[Extracts from a graphics dataset]

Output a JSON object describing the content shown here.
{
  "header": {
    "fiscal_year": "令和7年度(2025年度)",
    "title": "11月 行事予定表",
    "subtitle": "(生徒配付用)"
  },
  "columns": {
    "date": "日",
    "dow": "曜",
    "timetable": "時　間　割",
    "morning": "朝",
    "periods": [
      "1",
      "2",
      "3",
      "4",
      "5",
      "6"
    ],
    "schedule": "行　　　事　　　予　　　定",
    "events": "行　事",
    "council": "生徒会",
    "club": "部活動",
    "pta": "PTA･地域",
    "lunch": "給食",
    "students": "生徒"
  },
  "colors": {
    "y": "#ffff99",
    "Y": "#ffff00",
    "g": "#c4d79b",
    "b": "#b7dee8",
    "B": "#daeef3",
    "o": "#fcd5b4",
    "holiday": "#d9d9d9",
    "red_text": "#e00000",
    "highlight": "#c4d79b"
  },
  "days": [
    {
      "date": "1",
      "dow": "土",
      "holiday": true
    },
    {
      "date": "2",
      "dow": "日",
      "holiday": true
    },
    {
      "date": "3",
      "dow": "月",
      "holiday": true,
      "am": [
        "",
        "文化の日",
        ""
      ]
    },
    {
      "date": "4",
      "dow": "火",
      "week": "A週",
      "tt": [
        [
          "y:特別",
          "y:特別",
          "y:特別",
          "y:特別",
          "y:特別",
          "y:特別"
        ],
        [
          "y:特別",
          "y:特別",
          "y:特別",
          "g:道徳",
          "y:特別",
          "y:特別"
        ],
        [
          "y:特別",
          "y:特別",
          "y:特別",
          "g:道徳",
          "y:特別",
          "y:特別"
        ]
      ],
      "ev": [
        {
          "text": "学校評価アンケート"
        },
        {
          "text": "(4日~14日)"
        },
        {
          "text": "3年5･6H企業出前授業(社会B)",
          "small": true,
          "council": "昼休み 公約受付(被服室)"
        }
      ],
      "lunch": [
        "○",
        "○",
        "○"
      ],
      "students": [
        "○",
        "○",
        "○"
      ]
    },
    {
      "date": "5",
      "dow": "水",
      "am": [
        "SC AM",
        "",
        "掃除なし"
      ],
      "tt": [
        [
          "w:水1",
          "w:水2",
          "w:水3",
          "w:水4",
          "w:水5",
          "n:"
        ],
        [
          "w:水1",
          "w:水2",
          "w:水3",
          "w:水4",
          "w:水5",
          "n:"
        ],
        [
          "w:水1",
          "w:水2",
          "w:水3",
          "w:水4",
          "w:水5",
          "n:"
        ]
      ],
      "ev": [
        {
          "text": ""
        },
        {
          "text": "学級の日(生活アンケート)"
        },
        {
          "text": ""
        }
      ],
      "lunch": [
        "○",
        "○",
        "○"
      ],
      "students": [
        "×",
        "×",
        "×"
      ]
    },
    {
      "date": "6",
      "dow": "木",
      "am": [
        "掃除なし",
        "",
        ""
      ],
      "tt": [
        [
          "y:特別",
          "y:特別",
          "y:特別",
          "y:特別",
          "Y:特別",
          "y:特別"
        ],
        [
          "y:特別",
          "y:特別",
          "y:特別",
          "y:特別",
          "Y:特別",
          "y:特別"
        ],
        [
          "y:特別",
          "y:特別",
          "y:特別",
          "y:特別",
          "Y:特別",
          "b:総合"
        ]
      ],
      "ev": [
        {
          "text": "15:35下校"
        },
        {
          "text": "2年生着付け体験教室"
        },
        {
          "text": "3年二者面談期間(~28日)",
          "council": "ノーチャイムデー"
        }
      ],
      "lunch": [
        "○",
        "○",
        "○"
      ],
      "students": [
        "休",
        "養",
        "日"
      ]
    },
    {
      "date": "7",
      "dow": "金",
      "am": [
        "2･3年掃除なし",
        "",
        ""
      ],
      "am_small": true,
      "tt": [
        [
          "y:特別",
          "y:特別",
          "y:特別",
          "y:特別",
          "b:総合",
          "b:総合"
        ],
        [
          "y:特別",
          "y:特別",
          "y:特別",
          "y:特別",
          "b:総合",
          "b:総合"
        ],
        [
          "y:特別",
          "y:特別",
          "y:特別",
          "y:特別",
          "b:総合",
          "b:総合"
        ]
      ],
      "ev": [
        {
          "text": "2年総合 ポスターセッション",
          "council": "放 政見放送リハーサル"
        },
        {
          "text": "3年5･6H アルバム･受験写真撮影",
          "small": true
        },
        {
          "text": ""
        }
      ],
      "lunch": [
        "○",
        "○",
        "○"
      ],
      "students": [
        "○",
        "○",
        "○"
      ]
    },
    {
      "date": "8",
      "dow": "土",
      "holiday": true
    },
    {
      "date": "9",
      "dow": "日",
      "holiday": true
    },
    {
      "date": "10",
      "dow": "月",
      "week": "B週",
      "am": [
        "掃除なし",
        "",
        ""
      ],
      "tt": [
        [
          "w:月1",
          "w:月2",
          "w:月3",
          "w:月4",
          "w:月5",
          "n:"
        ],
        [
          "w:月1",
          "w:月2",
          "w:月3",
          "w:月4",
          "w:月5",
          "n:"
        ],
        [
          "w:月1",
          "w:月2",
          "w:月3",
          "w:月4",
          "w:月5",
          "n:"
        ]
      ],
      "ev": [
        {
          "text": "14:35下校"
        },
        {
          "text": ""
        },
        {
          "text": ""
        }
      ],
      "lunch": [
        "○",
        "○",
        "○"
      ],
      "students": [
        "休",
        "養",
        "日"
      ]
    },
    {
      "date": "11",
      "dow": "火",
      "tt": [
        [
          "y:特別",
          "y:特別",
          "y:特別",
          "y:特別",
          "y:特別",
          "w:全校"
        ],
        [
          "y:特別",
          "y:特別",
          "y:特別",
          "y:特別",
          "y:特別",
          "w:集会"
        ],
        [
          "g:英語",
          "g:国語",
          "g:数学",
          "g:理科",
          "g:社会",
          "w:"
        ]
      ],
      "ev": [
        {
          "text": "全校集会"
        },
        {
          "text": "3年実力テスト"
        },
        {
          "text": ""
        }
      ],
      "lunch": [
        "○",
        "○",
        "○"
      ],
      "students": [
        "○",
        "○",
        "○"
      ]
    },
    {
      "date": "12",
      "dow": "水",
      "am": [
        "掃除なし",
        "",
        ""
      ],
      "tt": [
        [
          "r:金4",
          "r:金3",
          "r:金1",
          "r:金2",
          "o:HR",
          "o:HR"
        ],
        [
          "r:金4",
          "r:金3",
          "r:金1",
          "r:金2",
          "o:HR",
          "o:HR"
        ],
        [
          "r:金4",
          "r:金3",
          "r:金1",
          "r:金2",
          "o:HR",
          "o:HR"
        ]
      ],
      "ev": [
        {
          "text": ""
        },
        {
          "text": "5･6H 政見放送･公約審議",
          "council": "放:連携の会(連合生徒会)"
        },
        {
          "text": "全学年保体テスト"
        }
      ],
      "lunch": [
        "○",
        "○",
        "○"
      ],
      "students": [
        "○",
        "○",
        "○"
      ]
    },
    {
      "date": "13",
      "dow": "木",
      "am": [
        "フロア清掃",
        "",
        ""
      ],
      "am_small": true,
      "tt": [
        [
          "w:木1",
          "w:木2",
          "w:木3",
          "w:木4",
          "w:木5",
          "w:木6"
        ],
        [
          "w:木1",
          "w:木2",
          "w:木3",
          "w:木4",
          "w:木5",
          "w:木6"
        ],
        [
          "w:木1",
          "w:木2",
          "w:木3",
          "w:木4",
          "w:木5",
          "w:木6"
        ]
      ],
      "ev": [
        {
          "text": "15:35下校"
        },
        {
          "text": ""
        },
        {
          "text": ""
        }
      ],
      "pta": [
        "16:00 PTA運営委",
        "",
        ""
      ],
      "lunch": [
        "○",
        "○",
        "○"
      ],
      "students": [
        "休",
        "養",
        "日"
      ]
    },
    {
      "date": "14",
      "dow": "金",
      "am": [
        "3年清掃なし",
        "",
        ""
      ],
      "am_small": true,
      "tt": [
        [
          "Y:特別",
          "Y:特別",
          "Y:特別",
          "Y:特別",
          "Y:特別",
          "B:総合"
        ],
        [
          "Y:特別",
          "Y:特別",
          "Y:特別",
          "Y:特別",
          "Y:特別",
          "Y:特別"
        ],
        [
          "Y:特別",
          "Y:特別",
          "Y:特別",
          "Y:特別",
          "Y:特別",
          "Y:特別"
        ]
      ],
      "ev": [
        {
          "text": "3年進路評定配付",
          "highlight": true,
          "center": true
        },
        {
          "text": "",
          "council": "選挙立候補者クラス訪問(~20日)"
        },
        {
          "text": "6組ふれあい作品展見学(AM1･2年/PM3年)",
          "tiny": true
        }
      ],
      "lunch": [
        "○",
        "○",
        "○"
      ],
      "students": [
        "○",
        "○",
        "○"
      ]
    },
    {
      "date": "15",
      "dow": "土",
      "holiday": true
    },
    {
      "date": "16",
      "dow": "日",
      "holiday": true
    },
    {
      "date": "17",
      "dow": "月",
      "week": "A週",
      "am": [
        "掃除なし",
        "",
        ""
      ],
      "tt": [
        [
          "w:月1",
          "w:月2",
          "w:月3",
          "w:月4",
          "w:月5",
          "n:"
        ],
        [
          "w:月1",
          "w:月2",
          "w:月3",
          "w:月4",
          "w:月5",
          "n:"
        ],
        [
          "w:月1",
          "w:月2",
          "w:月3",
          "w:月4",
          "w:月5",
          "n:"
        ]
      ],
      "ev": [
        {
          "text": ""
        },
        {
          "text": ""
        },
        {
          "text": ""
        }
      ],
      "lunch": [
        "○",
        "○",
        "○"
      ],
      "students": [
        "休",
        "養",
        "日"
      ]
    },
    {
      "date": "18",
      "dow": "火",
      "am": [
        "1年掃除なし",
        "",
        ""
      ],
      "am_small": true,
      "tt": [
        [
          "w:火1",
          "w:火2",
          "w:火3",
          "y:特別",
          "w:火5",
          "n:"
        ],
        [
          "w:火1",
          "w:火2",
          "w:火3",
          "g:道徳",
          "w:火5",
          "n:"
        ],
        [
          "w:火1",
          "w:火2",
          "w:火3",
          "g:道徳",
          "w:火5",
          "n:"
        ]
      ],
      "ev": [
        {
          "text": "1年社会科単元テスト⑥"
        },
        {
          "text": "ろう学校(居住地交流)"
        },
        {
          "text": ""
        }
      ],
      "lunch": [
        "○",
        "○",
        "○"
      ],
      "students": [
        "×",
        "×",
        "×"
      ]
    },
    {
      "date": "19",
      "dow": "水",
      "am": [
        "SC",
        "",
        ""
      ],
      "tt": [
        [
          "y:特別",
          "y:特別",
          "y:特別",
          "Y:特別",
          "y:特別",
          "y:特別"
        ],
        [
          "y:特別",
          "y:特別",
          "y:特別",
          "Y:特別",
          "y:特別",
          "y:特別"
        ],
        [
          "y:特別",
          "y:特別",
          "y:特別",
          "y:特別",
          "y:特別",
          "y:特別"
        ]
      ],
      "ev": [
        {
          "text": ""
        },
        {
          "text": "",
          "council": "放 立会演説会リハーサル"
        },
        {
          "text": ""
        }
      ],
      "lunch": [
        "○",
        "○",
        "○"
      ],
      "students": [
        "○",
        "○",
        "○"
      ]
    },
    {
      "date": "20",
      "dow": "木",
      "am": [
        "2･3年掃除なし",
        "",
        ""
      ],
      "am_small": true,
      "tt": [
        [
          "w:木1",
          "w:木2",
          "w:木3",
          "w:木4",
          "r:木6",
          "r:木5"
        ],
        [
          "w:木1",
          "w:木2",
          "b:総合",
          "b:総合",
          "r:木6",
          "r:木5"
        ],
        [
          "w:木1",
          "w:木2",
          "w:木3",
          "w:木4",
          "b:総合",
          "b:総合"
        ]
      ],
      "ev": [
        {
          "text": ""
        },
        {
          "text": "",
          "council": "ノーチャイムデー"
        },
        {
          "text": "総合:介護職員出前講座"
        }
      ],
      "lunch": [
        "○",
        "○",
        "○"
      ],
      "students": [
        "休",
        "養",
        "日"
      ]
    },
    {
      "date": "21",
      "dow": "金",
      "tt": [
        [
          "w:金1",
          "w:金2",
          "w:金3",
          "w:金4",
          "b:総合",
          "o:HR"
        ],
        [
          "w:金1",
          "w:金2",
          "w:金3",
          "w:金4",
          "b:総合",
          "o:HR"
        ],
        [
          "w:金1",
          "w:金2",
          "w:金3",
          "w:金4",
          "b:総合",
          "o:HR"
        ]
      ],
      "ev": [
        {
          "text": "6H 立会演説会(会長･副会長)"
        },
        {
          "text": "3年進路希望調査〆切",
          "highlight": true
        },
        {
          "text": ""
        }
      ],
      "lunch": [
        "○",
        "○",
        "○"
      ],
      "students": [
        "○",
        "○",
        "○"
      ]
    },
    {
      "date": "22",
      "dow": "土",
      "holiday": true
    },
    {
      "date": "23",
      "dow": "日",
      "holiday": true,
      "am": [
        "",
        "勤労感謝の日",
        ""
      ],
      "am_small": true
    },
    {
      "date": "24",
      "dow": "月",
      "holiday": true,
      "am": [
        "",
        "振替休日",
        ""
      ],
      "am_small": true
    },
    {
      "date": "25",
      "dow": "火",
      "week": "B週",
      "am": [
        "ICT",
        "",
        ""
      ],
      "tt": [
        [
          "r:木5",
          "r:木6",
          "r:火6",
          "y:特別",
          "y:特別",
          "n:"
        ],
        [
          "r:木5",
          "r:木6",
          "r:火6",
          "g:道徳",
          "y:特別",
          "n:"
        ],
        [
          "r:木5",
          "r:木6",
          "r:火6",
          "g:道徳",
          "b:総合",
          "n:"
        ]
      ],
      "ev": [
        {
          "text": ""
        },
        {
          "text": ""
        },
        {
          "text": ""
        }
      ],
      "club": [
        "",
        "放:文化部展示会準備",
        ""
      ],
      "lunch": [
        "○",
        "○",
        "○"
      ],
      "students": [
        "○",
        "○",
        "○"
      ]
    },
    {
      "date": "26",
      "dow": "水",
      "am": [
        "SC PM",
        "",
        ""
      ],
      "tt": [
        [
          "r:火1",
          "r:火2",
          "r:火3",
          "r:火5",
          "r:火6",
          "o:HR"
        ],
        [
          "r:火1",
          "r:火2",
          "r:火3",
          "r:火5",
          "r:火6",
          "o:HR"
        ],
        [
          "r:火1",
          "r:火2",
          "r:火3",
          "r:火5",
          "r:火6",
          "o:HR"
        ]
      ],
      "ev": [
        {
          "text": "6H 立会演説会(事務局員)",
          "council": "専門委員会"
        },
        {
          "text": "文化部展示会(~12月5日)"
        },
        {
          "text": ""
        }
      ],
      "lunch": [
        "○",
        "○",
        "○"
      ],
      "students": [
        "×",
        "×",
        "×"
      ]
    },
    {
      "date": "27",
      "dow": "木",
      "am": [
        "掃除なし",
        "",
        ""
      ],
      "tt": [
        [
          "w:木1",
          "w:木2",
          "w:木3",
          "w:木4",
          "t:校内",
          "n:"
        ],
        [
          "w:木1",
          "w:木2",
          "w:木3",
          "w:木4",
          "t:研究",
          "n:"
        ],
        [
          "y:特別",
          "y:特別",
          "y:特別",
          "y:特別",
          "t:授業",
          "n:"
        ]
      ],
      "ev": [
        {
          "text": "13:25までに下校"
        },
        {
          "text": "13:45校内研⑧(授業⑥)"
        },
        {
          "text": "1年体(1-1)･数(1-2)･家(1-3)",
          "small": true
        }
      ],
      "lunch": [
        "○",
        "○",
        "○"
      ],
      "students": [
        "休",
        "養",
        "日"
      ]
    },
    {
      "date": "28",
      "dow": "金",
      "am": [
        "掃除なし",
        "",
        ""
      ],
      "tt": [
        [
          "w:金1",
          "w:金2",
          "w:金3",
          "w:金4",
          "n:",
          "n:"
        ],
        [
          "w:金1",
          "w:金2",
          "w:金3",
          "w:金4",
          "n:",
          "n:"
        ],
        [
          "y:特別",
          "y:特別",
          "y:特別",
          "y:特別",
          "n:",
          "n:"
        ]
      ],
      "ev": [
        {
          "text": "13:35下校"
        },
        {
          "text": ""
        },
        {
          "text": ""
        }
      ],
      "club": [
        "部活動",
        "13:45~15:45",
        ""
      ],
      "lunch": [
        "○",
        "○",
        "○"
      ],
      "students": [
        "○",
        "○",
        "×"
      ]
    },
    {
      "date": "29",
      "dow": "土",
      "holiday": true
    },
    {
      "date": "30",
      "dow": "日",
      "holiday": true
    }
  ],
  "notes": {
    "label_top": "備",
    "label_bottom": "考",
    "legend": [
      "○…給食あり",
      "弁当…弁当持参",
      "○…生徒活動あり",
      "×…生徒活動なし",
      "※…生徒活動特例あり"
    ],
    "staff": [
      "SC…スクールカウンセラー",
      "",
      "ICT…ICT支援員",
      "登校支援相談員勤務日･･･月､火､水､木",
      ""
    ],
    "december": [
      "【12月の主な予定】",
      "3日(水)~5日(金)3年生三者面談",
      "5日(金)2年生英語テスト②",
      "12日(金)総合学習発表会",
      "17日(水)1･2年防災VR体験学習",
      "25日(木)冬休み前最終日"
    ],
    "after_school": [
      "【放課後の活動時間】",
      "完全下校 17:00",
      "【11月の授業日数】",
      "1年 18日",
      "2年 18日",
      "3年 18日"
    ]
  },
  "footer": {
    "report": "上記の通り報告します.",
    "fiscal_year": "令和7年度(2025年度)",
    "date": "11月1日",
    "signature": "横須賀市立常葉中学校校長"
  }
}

▸ EXERCISE GOAL: Find the lines that include the string "highlight", then copy each of them.

▸ TASK RESULT:
    "highlight": "#c4d79b"
          "highlight": true,
          "highlight": true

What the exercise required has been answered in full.